■ Instruction 1: List the section headings in the Vertica overview that come after its opening paragraph.
■ Instruction 2: Write what comes next in the Vertica overview, picking up after its final sentence.

■ Excerpted passage:
● ● ●

Vertica

Vertica is a distributed infrastructure-independent analytics platform. It can be deployed on various platforms like AWS,GCP,Azure... It is designed to support a relatively high query performance compared with traditional DBMS. High availability and good scalability on commodity hardware can be achieved. Also, it supports good integration with Hadoop, Spark, Kafka, which makes user choose where they want to analyze data.

History

Vetica was founded by Michael Stonebraker and Andrew Palmer in 2015. Vertica is derived from C-Store. C-Store is a prototype developed by MIT and few other universities like Brown. It was acquired by Hewlett Packard in 2011.Moreover, it also joined Micro Focus in 2017 due to the merger between Micro Focus and HP.

Query Compilation

Not Supported

Compression

Delta Encoding Run-Length Encoding

Both Run-Length Encoding and Delta encoding are used in Vertica. RLE encoding is only used when the length is large, and it is processed by the execution engine run by run. Data encoding works for INTEGER/DATE/TIME/TIMESTAMP/INTERVAL, where the difference from the smallest value are used as the data.

Foreign Keys

Supported

Vertica allows users to define foreign key constraints. Foreign keys should be identified when tables are created or using "ALTER TABLE".

Joins

Hash Join Sort-Merge Join

Both Sort-Merge join and hash Join are supported in Vertica. Sort-Merge Join is faster in general and does not require too much memory. Hash Join requires more memory, but it is much faster if the inner table can fit in the memory.

Concurrency Control

Multi-version Concurrency Control (MVCC)

Vertica supports Multi-version Concurrency Control for data consistency. Apart from current status, previous status are also visible to transactions, Transaction isolations can be achieved here since there is no conflict between the read and write operations. A shared-nothing parallel processing architecture has been adopted in Vertica, which can prevent the overhead from locks.

● ● ●

■ Given information:
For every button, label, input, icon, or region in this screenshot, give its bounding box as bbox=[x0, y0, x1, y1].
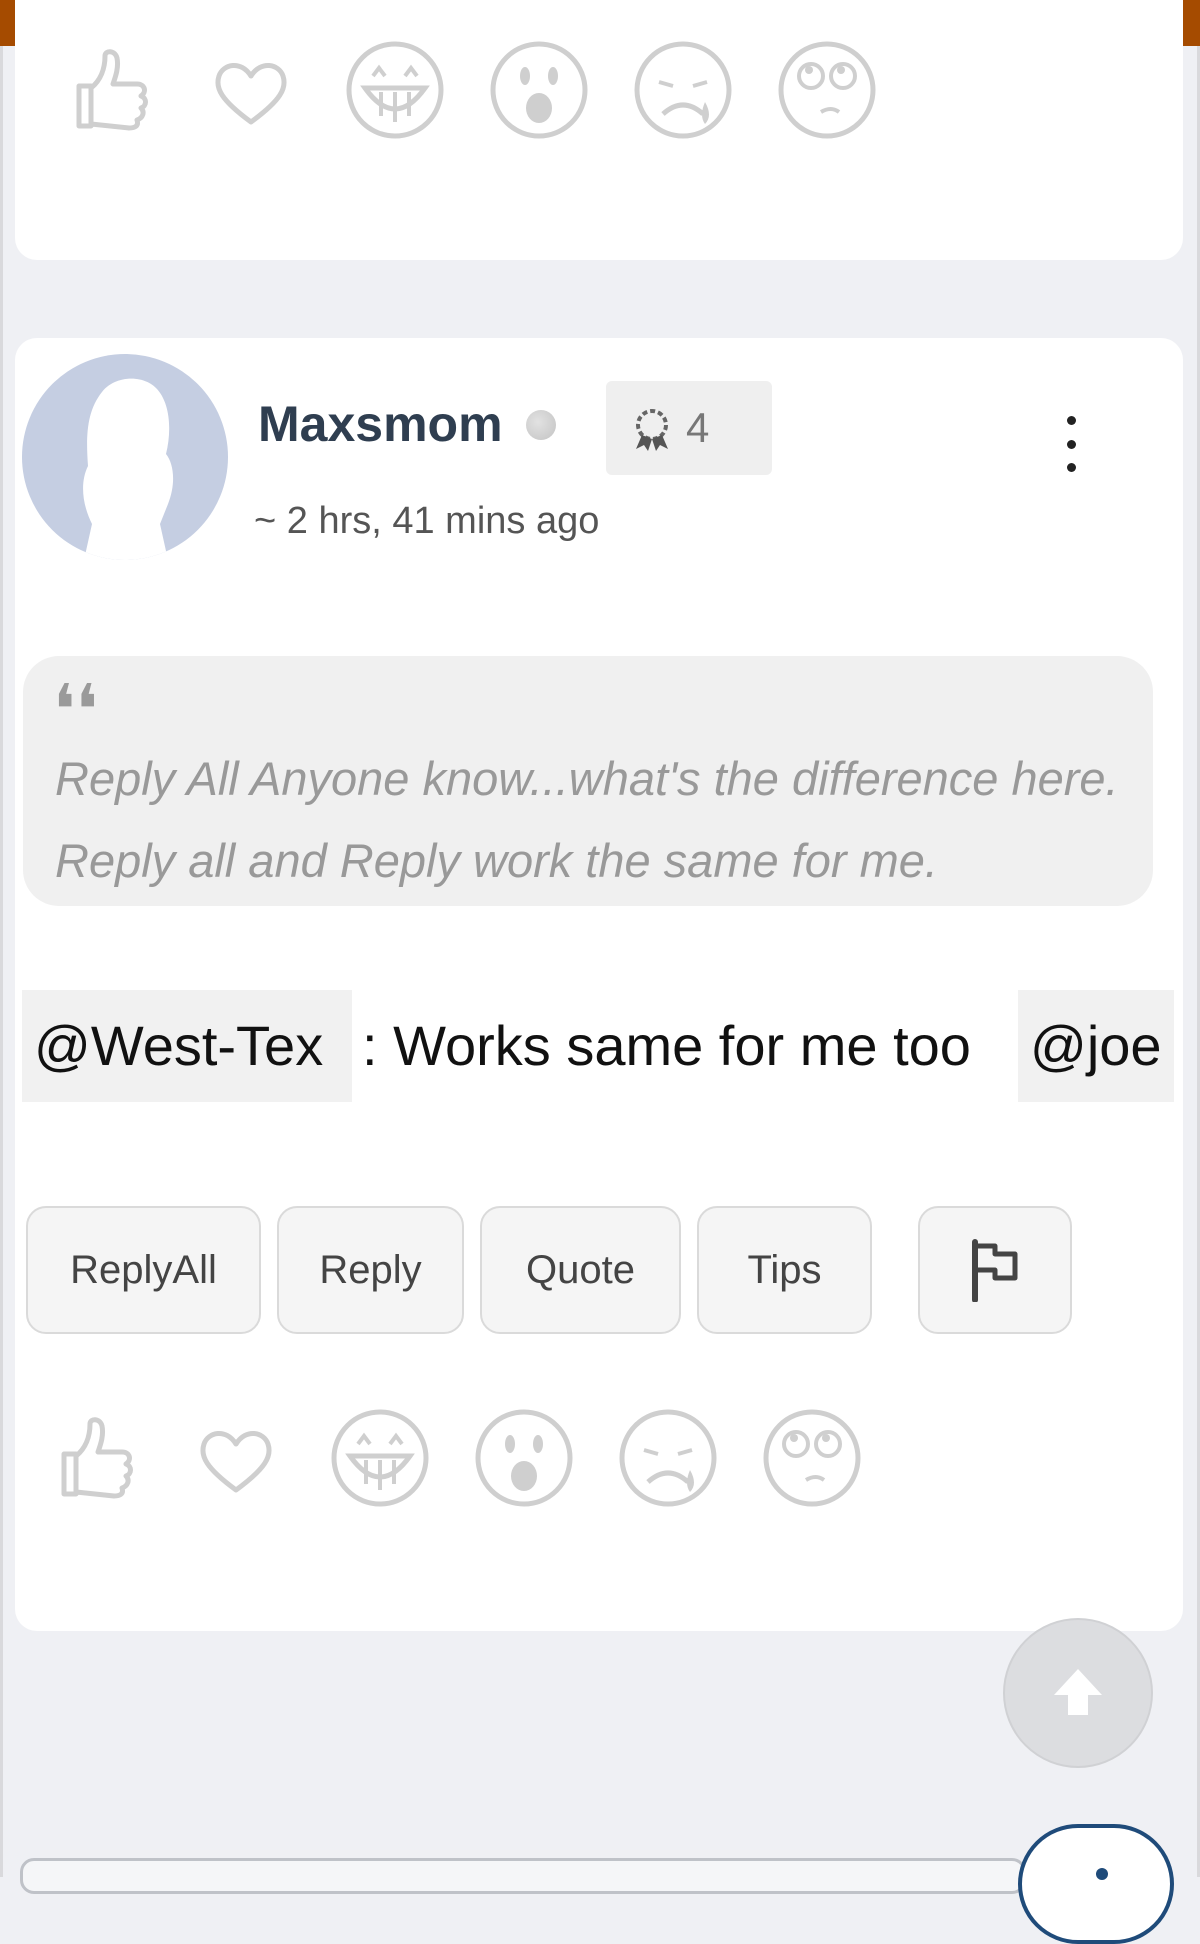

● ● ●

■ Task output 1: History, Query Compilation, Compression, Foreign Keys, Joins, Concurrency Control

■ Task output 2:
Data Model

Column Family / Wide-Column

Columnar store is used in Vertica to improve the performance of sequential access, even if the performance of single record have to be degraded. Compared with row-oriented databases which scan the whole table, only few columns are retrieved for given query, which can improve throughput by reducing I/O operations.

Query Interface

SQL

Checkpoints

Blocking Fuzzy

In Vertica, each node maintains checkpoints and transaction logs separately. The synchronization duration can be tuned by users. For a single-node failure, it is recovered from other nodes. If all nodes face failures, the database is recovered to the earliest checkpoints where all nodes are good. No new transaction log will be appended, if a new checkpoint starts in Vertica.

Storage Architecture

Hybrid

Hybrid data store are supported in Vertica. Write Optimized Store(WOS) is about storing data in memory, which does not support compression and indexing. Read Optimized Store(ROS) is about storing data on disk, where data is sorted and segmented.

Stored Procedures

Supported

System Architecture

Shared-Everything

Storage Model

Decomposition Storage Model (Columnar)

Data is stored in Vertica in column format to improve the performance of read operations, since a lot of amount of disk I/O can be prevented.

Views

Materialized Views

Projection in Vertica is similar to materialized view. Multiple projections can be created on the same table if some optimizations have to be done for some specific queries.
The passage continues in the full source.